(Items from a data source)
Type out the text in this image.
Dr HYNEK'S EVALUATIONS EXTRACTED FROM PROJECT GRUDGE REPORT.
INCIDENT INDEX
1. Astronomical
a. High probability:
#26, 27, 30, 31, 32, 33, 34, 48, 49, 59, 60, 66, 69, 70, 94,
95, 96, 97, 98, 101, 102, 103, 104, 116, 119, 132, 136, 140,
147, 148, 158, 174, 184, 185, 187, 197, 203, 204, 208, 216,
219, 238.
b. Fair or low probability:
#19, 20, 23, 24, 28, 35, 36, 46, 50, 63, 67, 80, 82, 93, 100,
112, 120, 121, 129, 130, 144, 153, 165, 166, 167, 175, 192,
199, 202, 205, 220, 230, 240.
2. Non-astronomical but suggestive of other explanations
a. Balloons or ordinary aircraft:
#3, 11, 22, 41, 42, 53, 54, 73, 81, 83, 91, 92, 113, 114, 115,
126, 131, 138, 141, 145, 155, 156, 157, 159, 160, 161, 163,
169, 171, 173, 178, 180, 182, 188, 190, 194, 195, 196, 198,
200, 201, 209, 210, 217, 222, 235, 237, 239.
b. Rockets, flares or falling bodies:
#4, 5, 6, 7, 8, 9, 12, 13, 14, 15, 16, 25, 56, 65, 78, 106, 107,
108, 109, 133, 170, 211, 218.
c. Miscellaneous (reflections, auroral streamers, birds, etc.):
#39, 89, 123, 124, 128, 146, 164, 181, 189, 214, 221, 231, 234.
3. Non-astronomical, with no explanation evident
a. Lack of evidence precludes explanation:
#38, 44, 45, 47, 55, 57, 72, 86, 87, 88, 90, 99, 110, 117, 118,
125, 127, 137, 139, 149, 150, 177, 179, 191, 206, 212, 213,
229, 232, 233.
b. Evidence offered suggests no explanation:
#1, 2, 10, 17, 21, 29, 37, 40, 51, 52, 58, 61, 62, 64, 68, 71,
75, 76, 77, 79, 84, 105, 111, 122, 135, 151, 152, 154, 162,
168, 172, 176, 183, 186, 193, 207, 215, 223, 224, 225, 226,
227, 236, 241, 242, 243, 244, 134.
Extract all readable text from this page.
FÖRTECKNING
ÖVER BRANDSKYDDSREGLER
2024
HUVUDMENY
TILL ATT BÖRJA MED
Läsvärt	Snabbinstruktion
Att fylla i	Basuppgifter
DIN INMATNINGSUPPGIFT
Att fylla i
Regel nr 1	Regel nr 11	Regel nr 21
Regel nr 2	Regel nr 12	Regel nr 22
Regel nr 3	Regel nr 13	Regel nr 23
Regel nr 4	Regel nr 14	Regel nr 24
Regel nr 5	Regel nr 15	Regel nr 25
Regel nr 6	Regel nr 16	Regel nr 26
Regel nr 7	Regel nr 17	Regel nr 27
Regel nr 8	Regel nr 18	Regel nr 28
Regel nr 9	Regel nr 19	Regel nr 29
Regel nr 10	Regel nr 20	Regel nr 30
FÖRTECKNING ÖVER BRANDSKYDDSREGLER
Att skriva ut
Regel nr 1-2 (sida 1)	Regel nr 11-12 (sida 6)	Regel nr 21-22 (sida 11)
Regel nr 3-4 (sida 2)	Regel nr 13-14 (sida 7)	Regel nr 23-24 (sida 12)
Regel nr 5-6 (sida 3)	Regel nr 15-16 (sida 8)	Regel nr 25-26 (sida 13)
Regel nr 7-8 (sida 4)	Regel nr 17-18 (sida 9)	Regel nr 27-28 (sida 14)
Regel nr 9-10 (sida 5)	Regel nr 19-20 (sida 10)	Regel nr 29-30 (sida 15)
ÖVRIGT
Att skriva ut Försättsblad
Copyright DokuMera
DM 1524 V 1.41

▸ Challenge
Read through the lines above and collect those that contain the string "text".

▸ Reply
Type out the text in this image.
Extract all readable text from this page.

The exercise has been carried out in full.